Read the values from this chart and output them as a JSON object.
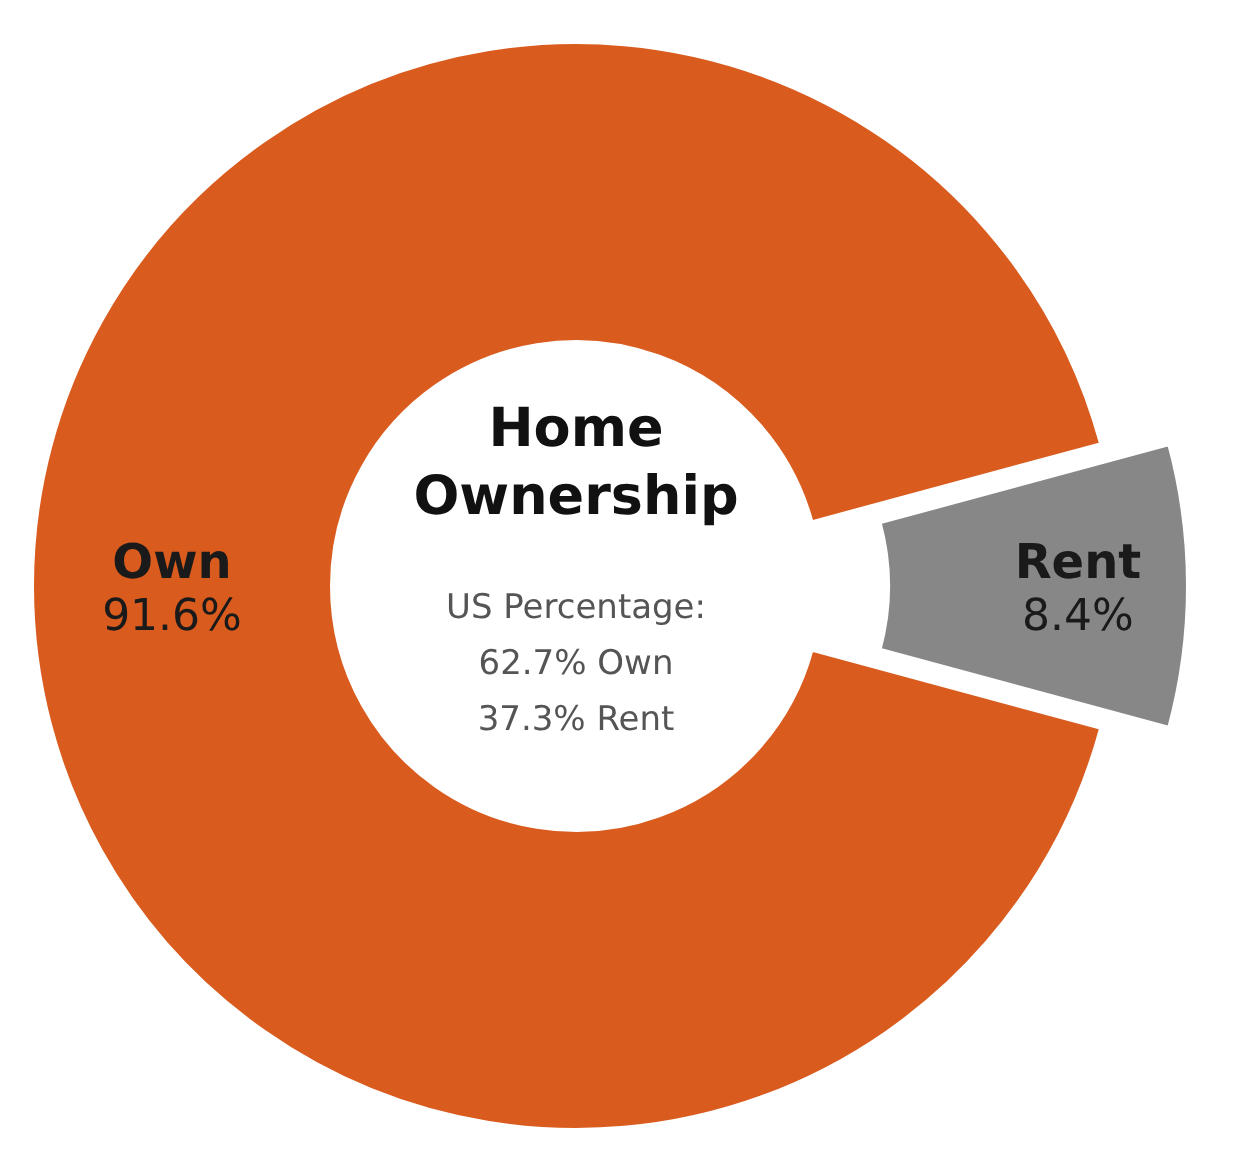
{
  "chart_data": {
    "type": "donut",
    "title": "Home Ownership",
    "subtitle": "US Percentage:",
    "annotations": [
      "62.7% Own",
      "37.3% Rent"
    ],
    "categories": [
      "Own",
      "Rent"
    ],
    "values": [
      91.6,
      8.4
    ],
    "colors": [
      "#d95b1e",
      "#878787"
    ],
    "value_labels": [
      "91.6%",
      "8.4%"
    ]
  }
}
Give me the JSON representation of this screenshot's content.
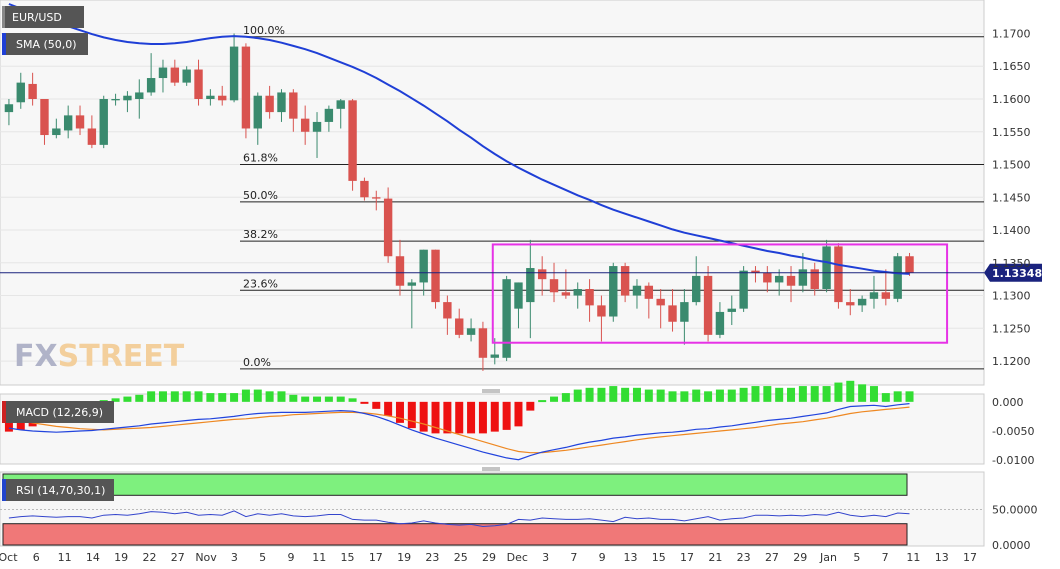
{
  "instrument": "EUR/USD",
  "indicators": {
    "sma_label": "SMA (50,0)",
    "macd_label": "MACD (12,26,9)",
    "rsi_label": "RSI (14,70,30,1)"
  },
  "watermark": {
    "fx": "FX",
    "street": "STREET"
  },
  "current_price": "1.133480",
  "colors": {
    "bull": "#3a8a6e",
    "bear": "#d9534f",
    "sma": "#1f3fd6",
    "rectangle": "#e632e6",
    "macd_pos": "#33dd33",
    "macd_neg": "#ee1111",
    "macd_line": "#2244dd",
    "signal_line": "#ee8822",
    "rsi_line": "#3344cc",
    "rsi_overbought": "#7ef07e",
    "rsi_oversold": "#f07878"
  },
  "chart_data": {
    "type": "candlestick",
    "price_axis": [
      "1.1700",
      "1.1650",
      "1.1600",
      "1.1550",
      "1.1500",
      "1.1450",
      "1.1400",
      "1.1350",
      "1.1300",
      "1.1250",
      "1.1200"
    ],
    "price_range": [
      1.1165,
      1.1745
    ],
    "fib_levels": [
      {
        "label": "100.0%",
        "price": 1.1695
      },
      {
        "label": "61.8%",
        "price": 1.15
      },
      {
        "label": "50.0%",
        "price": 1.1443
      },
      {
        "label": "38.2%",
        "price": 1.1383
      },
      {
        "label": "23.6%",
        "price": 1.1308
      },
      {
        "label": "0.0%",
        "price": 1.1188
      }
    ],
    "x_labels": [
      "Oct",
      "6",
      "11",
      "14",
      "19",
      "22",
      "27",
      "Nov",
      "3",
      "5",
      "9",
      "11",
      "15",
      "17",
      "19",
      "23",
      "25",
      "29",
      "Dec",
      "3",
      "7",
      "9",
      "13",
      "15",
      "17",
      "21",
      "23",
      "27",
      "29",
      "Jan",
      "5",
      "7",
      "11",
      "13",
      "17"
    ],
    "candles": [
      {
        "o": 1.158,
        "h": 1.16,
        "l": 1.156,
        "c": 1.1592
      },
      {
        "o": 1.1595,
        "h": 1.164,
        "l": 1.1585,
        "c": 1.1625
      },
      {
        "o": 1.1623,
        "h": 1.164,
        "l": 1.159,
        "c": 1.16
      },
      {
        "o": 1.16,
        "h": 1.16,
        "l": 1.153,
        "c": 1.1545
      },
      {
        "o": 1.1545,
        "h": 1.157,
        "l": 1.154,
        "c": 1.1555
      },
      {
        "o": 1.1552,
        "h": 1.159,
        "l": 1.154,
        "c": 1.1575
      },
      {
        "o": 1.1575,
        "h": 1.159,
        "l": 1.1545,
        "c": 1.1555
      },
      {
        "o": 1.1555,
        "h": 1.1575,
        "l": 1.1525,
        "c": 1.153
      },
      {
        "o": 1.153,
        "h": 1.1605,
        "l": 1.1525,
        "c": 1.16
      },
      {
        "o": 1.1598,
        "h": 1.1608,
        "l": 1.159,
        "c": 1.16
      },
      {
        "o": 1.1598,
        "h": 1.1612,
        "l": 1.158,
        "c": 1.1605
      },
      {
        "o": 1.16,
        "h": 1.163,
        "l": 1.157,
        "c": 1.161
      },
      {
        "o": 1.161,
        "h": 1.167,
        "l": 1.1605,
        "c": 1.1632
      },
      {
        "o": 1.1632,
        "h": 1.166,
        "l": 1.161,
        "c": 1.1648
      },
      {
        "o": 1.1648,
        "h": 1.166,
        "l": 1.162,
        "c": 1.1625
      },
      {
        "o": 1.1625,
        "h": 1.165,
        "l": 1.162,
        "c": 1.1645
      },
      {
        "o": 1.1645,
        "h": 1.166,
        "l": 1.159,
        "c": 1.16
      },
      {
        "o": 1.16,
        "h": 1.1615,
        "l": 1.159,
        "c": 1.1605
      },
      {
        "o": 1.1605,
        "h": 1.162,
        "l": 1.159,
        "c": 1.1598
      },
      {
        "o": 1.1598,
        "h": 1.17,
        "l": 1.1595,
        "c": 1.168
      },
      {
        "o": 1.168,
        "h": 1.1685,
        "l": 1.154,
        "c": 1.1555
      },
      {
        "o": 1.1555,
        "h": 1.161,
        "l": 1.153,
        "c": 1.1605
      },
      {
        "o": 1.1605,
        "h": 1.162,
        "l": 1.157,
        "c": 1.158
      },
      {
        "o": 1.158,
        "h": 1.1615,
        "l": 1.1565,
        "c": 1.161
      },
      {
        "o": 1.161,
        "h": 1.1615,
        "l": 1.155,
        "c": 1.157
      },
      {
        "o": 1.157,
        "h": 1.159,
        "l": 1.153,
        "c": 1.155
      },
      {
        "o": 1.155,
        "h": 1.158,
        "l": 1.151,
        "c": 1.1565
      },
      {
        "o": 1.1565,
        "h": 1.159,
        "l": 1.155,
        "c": 1.1585
      },
      {
        "o": 1.1585,
        "h": 1.16,
        "l": 1.1555,
        "c": 1.1598
      },
      {
        "o": 1.1598,
        "h": 1.16,
        "l": 1.146,
        "c": 1.1475
      },
      {
        "o": 1.1475,
        "h": 1.148,
        "l": 1.1445,
        "c": 1.145
      },
      {
        "o": 1.145,
        "h": 1.146,
        "l": 1.143,
        "c": 1.1448
      },
      {
        "o": 1.1448,
        "h": 1.1465,
        "l": 1.135,
        "c": 1.136
      },
      {
        "o": 1.136,
        "h": 1.1385,
        "l": 1.13,
        "c": 1.1315
      },
      {
        "o": 1.1315,
        "h": 1.1325,
        "l": 1.125,
        "c": 1.132
      },
      {
        "o": 1.132,
        "h": 1.137,
        "l": 1.13,
        "c": 1.137
      },
      {
        "o": 1.137,
        "h": 1.137,
        "l": 1.128,
        "c": 1.129
      },
      {
        "o": 1.129,
        "h": 1.13,
        "l": 1.124,
        "c": 1.1265
      },
      {
        "o": 1.1265,
        "h": 1.128,
        "l": 1.1235,
        "c": 1.124
      },
      {
        "o": 1.124,
        "h": 1.1265,
        "l": 1.123,
        "c": 1.125
      },
      {
        "o": 1.125,
        "h": 1.126,
        "l": 1.1185,
        "c": 1.1205
      },
      {
        "o": 1.1205,
        "h": 1.1235,
        "l": 1.1195,
        "c": 1.121
      },
      {
        "o": 1.1205,
        "h": 1.133,
        "l": 1.12,
        "c": 1.1325
      },
      {
        "o": 1.128,
        "h": 1.132,
        "l": 1.125,
        "c": 1.132
      },
      {
        "o": 1.129,
        "h": 1.1385,
        "l": 1.1235,
        "c": 1.1342
      },
      {
        "o": 1.134,
        "h": 1.136,
        "l": 1.13,
        "c": 1.1325
      },
      {
        "o": 1.1325,
        "h": 1.135,
        "l": 1.129,
        "c": 1.1305
      },
      {
        "o": 1.1305,
        "h": 1.134,
        "l": 1.1295,
        "c": 1.13
      },
      {
        "o": 1.13,
        "h": 1.132,
        "l": 1.128,
        "c": 1.131
      },
      {
        "o": 1.131,
        "h": 1.1325,
        "l": 1.126,
        "c": 1.1285
      },
      {
        "o": 1.1285,
        "h": 1.13,
        "l": 1.123,
        "c": 1.1268
      },
      {
        "o": 1.1268,
        "h": 1.135,
        "l": 1.126,
        "c": 1.1345
      },
      {
        "o": 1.1345,
        "h": 1.135,
        "l": 1.129,
        "c": 1.13
      },
      {
        "o": 1.13,
        "h": 1.1325,
        "l": 1.128,
        "c": 1.1315
      },
      {
        "o": 1.1315,
        "h": 1.132,
        "l": 1.1265,
        "c": 1.1295
      },
      {
        "o": 1.1295,
        "h": 1.131,
        "l": 1.125,
        "c": 1.1285
      },
      {
        "o": 1.1285,
        "h": 1.131,
        "l": 1.1245,
        "c": 1.126
      },
      {
        "o": 1.126,
        "h": 1.131,
        "l": 1.1225,
        "c": 1.129
      },
      {
        "o": 1.129,
        "h": 1.136,
        "l": 1.1285,
        "c": 1.133
      },
      {
        "o": 1.133,
        "h": 1.1345,
        "l": 1.123,
        "c": 1.124
      },
      {
        "o": 1.124,
        "h": 1.129,
        "l": 1.1235,
        "c": 1.1275
      },
      {
        "o": 1.1275,
        "h": 1.13,
        "l": 1.1255,
        "c": 1.128
      },
      {
        "o": 1.128,
        "h": 1.1345,
        "l": 1.1275,
        "c": 1.1338
      },
      {
        "o": 1.1338,
        "h": 1.1345,
        "l": 1.132,
        "c": 1.1335
      },
      {
        "o": 1.1335,
        "h": 1.1345,
        "l": 1.1305,
        "c": 1.132
      },
      {
        "o": 1.132,
        "h": 1.134,
        "l": 1.13,
        "c": 1.133
      },
      {
        "o": 1.133,
        "h": 1.1345,
        "l": 1.129,
        "c": 1.1315
      },
      {
        "o": 1.1315,
        "h": 1.1365,
        "l": 1.1305,
        "c": 1.134
      },
      {
        "o": 1.134,
        "h": 1.135,
        "l": 1.13,
        "c": 1.131
      },
      {
        "o": 1.131,
        "h": 1.1385,
        "l": 1.1305,
        "c": 1.1375
      },
      {
        "o": 1.1375,
        "h": 1.138,
        "l": 1.128,
        "c": 1.129
      },
      {
        "o": 1.129,
        "h": 1.131,
        "l": 1.127,
        "c": 1.1285
      },
      {
        "o": 1.1285,
        "h": 1.13,
        "l": 1.1275,
        "c": 1.1295
      },
      {
        "o": 1.1295,
        "h": 1.133,
        "l": 1.128,
        "c": 1.1305
      },
      {
        "o": 1.1305,
        "h": 1.134,
        "l": 1.1285,
        "c": 1.1295
      },
      {
        "o": 1.1295,
        "h": 1.1365,
        "l": 1.129,
        "c": 1.136
      },
      {
        "o": 1.136,
        "h": 1.1365,
        "l": 1.133,
        "c": 1.1335
      }
    ],
    "sma": [
      1.1745,
      1.1738,
      1.1732,
      1.1725,
      1.1718,
      1.1711,
      1.1705,
      1.1699,
      1.1694,
      1.169,
      1.1687,
      1.1685,
      1.1684,
      1.1684,
      1.1685,
      1.1687,
      1.169,
      1.1693,
      1.1695,
      1.1696,
      1.1695,
      1.1693,
      1.169,
      1.1686,
      1.1681,
      1.1676,
      1.167,
      1.1663,
      1.1656,
      1.1649,
      1.1641,
      1.1632,
      1.1622,
      1.1612,
      1.1601,
      1.159,
      1.1578,
      1.1566,
      1.1553,
      1.1541,
      1.1528,
      1.1516,
      1.1505,
      1.1495,
      1.1486,
      1.1477,
      1.1469,
      1.1461,
      1.1453,
      1.1446,
      1.1438,
      1.1431,
      1.1425,
      1.1419,
      1.1413,
      1.1407,
      1.1401,
      1.1396,
      1.1392,
      1.1388,
      1.1384,
      1.138,
      1.1376,
      1.1372,
      1.1368,
      1.1365,
      1.1361,
      1.1358,
      1.1354,
      1.1351,
      1.1347,
      1.1344,
      1.1341,
      1.1338,
      1.1336,
      1.1334,
      1.1333
    ],
    "rectangle": {
      "start_index": 41,
      "end_index": 79,
      "top": 1.1378,
      "bottom": 1.1228
    },
    "macd_axis": [
      "0.000",
      "-0.0050",
      "-0.0100"
    ],
    "macd_range": [
      -0.0103,
      0.001
    ],
    "macd": [
      -0.0045,
      -0.0048,
      -0.005,
      -0.0051,
      -0.0052,
      -0.0051,
      -0.005,
      -0.0049,
      -0.0047,
      -0.0045,
      -0.0043,
      -0.0041,
      -0.0038,
      -0.0036,
      -0.0034,
      -0.0032,
      -0.003,
      -0.0029,
      -0.0027,
      -0.0025,
      -0.0022,
      -0.002,
      -0.0019,
      -0.0018,
      -0.0018,
      -0.0018,
      -0.0017,
      -0.0016,
      -0.0015,
      -0.0016,
      -0.002,
      -0.0025,
      -0.0032,
      -0.004,
      -0.0048,
      -0.0055,
      -0.0062,
      -0.0068,
      -0.0074,
      -0.008,
      -0.0086,
      -0.0091,
      -0.0096,
      -0.0099,
      -0.0092,
      -0.0086,
      -0.0082,
      -0.0078,
      -0.0073,
      -0.0069,
      -0.0066,
      -0.0062,
      -0.006,
      -0.0057,
      -0.0055,
      -0.0053,
      -0.0052,
      -0.005,
      -0.0047,
      -0.0046,
      -0.0043,
      -0.0041,
      -0.0038,
      -0.0035,
      -0.0032,
      -0.003,
      -0.0028,
      -0.0025,
      -0.0022,
      -0.0019,
      -0.0013,
      -0.0008,
      -0.0007,
      -0.0006,
      -0.0008,
      -0.0005,
      -0.0003
    ],
    "signal": [
      -0.0028,
      -0.0032,
      -0.0036,
      -0.0039,
      -0.0042,
      -0.0044,
      -0.0046,
      -0.0047,
      -0.0048,
      -0.0047,
      -0.0046,
      -0.0045,
      -0.0044,
      -0.0042,
      -0.004,
      -0.0038,
      -0.0036,
      -0.0034,
      -0.0032,
      -0.003,
      -0.0029,
      -0.0027,
      -0.0025,
      -0.0024,
      -0.0022,
      -0.0021,
      -0.002,
      -0.0019,
      -0.0018,
      -0.0018,
      -0.0019,
      -0.0021,
      -0.0024,
      -0.0028,
      -0.0033,
      -0.0038,
      -0.0044,
      -0.005,
      -0.0056,
      -0.0062,
      -0.0068,
      -0.0074,
      -0.008,
      -0.0085,
      -0.0087,
      -0.0087,
      -0.0085,
      -0.0083,
      -0.008,
      -0.0077,
      -0.0074,
      -0.0071,
      -0.0068,
      -0.0065,
      -0.0062,
      -0.006,
      -0.0058,
      -0.0056,
      -0.0054,
      -0.0052,
      -0.005,
      -0.0048,
      -0.0046,
      -0.0044,
      -0.0041,
      -0.0038,
      -0.0036,
      -0.0034,
      -0.0031,
      -0.0028,
      -0.0024,
      -0.002,
      -0.0017,
      -0.0015,
      -0.0013,
      -0.0011,
      -0.0009
    ],
    "rsi_axis": [
      "50.0000",
      "0.0000"
    ],
    "rsi_range": [
      0,
      100
    ],
    "rsi": [
      38,
      40,
      41,
      40,
      39,
      40,
      40,
      38,
      42,
      43,
      42,
      44,
      47,
      46,
      44,
      46,
      42,
      43,
      42,
      48,
      40,
      44,
      42,
      44,
      41,
      40,
      41,
      43,
      43,
      36,
      35,
      35,
      32,
      30,
      31,
      34,
      31,
      29,
      28,
      29,
      26,
      27,
      29,
      36,
      35,
      38,
      37,
      36,
      36,
      37,
      35,
      33,
      39,
      37,
      38,
      36,
      36,
      34,
      37,
      40,
      35,
      37,
      38,
      42,
      42,
      41,
      42,
      41,
      43,
      42,
      46,
      42,
      40,
      42,
      40,
      45,
      44
    ]
  }
}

Task brief: Pick out each line that holds the string "values".

Correct output:
Read the values from this chart and output them as a JSON object.
    "values": [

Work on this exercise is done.